Goal: From the listing below, extract every line in which the word "затруднения" appears.

· · · · · · ·

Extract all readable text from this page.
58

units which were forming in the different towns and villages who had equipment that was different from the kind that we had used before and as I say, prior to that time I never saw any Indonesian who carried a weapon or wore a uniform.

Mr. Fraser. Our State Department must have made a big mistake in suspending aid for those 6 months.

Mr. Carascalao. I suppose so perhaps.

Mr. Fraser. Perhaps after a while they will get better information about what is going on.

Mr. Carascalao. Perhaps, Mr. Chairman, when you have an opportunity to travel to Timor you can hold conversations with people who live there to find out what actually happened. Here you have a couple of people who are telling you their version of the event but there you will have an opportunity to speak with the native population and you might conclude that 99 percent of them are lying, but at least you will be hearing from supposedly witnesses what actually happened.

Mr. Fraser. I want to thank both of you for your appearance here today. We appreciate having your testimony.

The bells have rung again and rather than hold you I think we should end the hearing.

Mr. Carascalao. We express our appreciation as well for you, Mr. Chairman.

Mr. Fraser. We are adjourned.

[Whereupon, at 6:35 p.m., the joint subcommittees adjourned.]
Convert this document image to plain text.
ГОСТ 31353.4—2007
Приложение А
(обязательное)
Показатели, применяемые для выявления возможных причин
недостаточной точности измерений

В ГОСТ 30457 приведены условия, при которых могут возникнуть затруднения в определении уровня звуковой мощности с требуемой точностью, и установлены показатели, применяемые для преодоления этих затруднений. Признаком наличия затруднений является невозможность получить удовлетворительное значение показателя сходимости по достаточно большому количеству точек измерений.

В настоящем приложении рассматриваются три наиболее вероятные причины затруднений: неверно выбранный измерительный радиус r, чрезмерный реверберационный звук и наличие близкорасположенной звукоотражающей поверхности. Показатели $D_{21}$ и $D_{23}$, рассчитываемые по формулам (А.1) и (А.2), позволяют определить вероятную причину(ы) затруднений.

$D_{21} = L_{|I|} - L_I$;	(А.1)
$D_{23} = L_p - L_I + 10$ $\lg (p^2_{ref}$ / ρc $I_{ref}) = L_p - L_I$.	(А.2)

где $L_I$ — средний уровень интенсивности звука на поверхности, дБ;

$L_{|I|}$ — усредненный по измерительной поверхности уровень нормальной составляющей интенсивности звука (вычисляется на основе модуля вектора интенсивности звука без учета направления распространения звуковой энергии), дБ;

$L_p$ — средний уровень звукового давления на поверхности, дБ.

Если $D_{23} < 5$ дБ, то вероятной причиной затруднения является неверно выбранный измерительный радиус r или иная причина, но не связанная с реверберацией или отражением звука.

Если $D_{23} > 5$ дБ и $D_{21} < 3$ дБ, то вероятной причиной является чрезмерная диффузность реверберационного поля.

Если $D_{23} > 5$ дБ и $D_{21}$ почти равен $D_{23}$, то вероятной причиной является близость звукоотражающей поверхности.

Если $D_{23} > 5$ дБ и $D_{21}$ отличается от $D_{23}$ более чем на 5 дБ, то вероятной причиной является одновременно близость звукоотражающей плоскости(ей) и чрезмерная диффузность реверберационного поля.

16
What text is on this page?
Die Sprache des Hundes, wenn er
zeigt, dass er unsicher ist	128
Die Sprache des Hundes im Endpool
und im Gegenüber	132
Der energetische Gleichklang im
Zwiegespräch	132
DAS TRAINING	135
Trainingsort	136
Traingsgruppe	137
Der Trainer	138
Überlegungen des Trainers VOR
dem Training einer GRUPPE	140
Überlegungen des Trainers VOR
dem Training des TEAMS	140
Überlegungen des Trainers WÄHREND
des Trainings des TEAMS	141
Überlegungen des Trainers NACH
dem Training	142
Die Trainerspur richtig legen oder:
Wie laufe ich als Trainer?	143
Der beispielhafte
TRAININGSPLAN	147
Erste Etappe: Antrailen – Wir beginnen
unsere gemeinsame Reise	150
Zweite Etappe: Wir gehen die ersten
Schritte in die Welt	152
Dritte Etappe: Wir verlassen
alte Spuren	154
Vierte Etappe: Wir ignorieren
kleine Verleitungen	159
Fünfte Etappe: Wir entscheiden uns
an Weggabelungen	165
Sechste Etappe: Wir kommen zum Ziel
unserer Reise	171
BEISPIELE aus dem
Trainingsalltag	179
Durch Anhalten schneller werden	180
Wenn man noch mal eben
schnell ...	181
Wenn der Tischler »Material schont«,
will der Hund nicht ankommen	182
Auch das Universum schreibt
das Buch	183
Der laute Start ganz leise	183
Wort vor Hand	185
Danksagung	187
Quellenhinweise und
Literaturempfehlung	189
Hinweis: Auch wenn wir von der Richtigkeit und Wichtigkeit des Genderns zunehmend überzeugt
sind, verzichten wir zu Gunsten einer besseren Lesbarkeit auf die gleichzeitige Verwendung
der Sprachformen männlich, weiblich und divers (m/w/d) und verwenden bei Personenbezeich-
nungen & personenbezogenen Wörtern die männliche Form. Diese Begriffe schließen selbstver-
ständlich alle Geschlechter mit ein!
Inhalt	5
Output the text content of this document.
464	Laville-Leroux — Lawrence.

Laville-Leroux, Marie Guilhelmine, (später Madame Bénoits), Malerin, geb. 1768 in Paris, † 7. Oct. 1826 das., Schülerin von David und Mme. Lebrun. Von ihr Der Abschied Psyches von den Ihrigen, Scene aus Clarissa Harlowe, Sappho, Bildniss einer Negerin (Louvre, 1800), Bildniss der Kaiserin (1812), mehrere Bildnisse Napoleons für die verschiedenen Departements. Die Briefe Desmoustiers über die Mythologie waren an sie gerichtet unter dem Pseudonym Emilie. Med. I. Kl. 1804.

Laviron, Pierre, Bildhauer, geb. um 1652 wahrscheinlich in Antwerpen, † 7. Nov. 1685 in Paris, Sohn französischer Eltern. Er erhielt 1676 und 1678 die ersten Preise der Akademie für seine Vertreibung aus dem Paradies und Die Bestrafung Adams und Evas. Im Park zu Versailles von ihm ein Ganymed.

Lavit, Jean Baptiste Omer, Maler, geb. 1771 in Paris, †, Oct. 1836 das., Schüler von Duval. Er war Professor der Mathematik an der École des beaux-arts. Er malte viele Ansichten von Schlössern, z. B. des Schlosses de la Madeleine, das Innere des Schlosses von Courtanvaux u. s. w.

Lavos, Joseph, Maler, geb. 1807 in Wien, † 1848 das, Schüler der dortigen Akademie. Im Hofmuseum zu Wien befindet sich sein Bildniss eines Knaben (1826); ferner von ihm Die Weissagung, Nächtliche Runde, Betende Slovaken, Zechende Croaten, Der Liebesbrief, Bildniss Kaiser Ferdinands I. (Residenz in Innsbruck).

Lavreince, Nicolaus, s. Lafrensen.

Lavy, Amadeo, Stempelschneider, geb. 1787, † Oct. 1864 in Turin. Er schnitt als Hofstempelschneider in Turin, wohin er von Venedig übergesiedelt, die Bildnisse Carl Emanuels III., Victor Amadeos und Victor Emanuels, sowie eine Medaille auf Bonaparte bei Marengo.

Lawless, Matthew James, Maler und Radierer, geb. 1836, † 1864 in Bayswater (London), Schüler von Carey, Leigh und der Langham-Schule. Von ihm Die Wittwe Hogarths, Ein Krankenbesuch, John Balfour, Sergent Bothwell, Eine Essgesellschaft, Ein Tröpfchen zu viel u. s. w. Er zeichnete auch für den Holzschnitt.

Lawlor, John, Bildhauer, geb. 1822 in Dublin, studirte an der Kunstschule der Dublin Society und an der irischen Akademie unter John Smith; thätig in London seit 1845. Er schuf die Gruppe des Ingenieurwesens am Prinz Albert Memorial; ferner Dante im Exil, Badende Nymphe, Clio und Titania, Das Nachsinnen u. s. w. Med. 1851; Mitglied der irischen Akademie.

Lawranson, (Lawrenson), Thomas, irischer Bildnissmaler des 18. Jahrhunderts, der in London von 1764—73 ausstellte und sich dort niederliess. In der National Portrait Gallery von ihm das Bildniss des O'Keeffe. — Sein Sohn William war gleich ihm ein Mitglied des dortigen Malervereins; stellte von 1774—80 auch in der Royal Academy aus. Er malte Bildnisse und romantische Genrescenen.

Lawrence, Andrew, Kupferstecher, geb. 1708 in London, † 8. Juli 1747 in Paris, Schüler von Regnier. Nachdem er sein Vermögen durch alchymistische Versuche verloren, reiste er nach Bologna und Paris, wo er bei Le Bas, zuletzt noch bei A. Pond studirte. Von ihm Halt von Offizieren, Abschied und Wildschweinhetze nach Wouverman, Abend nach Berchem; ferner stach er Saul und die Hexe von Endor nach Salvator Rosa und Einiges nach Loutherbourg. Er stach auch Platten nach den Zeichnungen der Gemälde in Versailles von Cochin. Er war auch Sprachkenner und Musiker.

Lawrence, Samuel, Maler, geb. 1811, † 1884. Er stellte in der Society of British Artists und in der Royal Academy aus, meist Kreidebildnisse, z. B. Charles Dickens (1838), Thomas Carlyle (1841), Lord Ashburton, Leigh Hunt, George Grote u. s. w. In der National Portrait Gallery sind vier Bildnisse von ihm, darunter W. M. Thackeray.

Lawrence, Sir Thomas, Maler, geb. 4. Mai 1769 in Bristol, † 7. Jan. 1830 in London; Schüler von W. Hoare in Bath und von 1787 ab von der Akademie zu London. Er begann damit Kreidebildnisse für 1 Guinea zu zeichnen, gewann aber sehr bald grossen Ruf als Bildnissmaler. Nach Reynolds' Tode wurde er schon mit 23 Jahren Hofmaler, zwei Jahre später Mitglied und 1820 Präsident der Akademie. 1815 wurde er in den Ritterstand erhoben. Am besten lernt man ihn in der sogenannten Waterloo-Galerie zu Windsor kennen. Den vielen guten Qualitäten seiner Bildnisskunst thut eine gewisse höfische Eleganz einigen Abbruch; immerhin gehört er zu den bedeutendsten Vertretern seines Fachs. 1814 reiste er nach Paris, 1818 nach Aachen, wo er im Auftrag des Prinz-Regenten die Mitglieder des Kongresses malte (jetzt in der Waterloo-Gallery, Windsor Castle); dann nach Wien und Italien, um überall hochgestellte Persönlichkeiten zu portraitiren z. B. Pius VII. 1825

· · · · · · ·

Answer in full:
В ГОСТ 30457 приведены условия, при которых могут возникнуть затруднения в определении уровня звуковой мощности с требуемой точностью, и установлены показатели, применяемые для преодоления этих затруднений. Признаком наличия затруднений является невозможность получить удовлетворительное значение показателя сходимости по достаточно большому количеству точек измерений.
Если $D_{23} < 5$ дБ, то вероятной причиной затруднения является неверно выбранный измерительный радиус r или иная причина, но не связанная с реверберацией или отражением звука.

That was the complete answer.